GIVEN INSTRUCTION: Show all lines holding "median".

(Data entries)
+++++

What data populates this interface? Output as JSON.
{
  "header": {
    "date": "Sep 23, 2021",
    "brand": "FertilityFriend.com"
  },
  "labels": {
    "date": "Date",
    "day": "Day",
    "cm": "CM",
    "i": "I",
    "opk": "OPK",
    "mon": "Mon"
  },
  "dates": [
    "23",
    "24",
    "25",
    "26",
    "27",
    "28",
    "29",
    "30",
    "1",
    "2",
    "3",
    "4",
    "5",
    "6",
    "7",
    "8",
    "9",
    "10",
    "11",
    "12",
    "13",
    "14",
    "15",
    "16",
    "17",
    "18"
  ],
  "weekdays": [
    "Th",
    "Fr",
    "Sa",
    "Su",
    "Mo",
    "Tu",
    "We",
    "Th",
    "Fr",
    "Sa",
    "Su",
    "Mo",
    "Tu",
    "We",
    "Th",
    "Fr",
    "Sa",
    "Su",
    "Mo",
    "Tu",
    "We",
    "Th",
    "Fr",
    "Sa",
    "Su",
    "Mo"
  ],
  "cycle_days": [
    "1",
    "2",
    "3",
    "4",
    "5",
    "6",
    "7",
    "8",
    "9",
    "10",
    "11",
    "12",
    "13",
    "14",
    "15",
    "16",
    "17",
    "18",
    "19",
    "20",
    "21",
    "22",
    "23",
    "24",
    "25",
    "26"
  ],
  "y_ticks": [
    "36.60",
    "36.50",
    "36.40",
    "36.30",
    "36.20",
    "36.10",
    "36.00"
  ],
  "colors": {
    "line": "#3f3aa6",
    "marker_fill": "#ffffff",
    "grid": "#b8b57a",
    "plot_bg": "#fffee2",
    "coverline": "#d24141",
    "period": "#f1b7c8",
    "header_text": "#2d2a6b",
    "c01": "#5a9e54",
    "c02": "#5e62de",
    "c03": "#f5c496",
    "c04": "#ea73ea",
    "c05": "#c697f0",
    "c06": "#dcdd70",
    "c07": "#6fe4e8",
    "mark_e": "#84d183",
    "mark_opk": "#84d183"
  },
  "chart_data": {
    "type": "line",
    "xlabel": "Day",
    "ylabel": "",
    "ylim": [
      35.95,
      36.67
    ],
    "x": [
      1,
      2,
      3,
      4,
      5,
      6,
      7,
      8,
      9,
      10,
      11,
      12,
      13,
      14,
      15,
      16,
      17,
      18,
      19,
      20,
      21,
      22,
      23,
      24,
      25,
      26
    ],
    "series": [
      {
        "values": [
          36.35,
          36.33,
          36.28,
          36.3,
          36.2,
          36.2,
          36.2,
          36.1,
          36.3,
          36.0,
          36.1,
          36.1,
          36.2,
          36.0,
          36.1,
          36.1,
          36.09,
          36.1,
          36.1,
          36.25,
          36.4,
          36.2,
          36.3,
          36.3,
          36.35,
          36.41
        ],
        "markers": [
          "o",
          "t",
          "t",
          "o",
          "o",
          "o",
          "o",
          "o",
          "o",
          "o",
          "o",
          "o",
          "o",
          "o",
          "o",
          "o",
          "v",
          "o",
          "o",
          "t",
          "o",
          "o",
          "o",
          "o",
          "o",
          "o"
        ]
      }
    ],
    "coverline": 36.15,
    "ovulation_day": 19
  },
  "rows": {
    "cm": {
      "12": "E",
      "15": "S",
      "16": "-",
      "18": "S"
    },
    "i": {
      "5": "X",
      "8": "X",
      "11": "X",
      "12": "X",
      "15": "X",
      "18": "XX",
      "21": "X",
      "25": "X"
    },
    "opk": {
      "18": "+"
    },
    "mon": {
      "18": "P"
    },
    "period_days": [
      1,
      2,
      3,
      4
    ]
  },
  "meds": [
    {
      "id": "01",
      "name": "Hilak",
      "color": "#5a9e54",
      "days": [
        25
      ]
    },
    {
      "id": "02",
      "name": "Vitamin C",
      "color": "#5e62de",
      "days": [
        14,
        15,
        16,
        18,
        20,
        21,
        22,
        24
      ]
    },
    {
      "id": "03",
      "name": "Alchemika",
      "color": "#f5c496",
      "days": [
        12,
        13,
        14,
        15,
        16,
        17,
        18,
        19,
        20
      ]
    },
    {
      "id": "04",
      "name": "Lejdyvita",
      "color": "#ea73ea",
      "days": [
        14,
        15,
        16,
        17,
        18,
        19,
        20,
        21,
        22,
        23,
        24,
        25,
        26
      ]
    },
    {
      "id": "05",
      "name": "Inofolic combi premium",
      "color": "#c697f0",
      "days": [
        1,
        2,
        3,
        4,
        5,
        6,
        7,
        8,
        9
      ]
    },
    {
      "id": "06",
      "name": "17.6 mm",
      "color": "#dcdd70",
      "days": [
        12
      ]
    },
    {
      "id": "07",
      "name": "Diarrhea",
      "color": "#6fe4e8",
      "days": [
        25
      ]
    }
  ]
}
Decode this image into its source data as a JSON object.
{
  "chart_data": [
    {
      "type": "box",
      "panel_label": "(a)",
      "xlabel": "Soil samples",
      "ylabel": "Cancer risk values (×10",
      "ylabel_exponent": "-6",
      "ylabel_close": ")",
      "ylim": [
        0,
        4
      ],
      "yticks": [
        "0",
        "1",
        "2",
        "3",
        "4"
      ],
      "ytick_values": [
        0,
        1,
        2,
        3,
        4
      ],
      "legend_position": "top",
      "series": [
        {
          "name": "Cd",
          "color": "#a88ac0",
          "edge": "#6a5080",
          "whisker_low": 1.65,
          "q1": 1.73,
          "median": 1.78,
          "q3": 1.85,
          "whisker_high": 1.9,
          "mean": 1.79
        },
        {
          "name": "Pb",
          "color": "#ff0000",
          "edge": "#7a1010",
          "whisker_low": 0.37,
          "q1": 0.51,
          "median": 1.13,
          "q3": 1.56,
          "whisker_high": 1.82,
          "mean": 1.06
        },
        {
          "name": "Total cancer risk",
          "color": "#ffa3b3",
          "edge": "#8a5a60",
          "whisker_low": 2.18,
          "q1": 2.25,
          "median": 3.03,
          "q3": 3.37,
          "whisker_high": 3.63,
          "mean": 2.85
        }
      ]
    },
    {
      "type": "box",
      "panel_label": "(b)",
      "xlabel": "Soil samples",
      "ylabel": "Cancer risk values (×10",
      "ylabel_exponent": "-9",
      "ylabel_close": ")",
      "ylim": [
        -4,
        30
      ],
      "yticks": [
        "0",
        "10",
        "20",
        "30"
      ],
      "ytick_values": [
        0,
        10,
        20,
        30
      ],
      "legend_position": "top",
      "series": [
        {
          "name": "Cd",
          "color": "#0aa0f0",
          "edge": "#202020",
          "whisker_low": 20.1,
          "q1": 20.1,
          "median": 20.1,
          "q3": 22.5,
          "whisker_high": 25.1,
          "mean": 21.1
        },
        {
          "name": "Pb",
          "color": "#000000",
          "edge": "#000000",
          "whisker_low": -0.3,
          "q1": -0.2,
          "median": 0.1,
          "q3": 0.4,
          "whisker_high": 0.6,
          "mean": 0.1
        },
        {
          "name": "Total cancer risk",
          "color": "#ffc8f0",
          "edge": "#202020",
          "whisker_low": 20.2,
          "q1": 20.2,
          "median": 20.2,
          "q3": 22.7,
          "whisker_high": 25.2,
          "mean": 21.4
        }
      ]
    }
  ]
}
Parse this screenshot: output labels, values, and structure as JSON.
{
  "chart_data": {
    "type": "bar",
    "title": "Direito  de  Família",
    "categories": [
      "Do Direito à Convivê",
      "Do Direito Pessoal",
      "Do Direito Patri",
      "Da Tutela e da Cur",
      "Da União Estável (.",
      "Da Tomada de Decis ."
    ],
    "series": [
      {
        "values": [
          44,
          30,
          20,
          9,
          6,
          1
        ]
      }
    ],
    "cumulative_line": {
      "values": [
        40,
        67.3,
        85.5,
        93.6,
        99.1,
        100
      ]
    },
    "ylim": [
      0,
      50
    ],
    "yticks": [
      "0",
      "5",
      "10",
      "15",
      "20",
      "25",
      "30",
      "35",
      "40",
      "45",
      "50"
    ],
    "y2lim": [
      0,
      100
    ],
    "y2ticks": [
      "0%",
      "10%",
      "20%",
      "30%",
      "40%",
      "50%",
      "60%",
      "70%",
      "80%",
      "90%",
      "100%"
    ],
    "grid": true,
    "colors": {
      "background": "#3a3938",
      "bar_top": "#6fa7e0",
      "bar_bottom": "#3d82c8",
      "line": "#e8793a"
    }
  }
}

+++++

THE ANSWER:
          "median": 1.78,
          "median": 1.13,
          "median": 3.03,
          "median": 20.1,
          "median": 0.1,
          "median": 20.2,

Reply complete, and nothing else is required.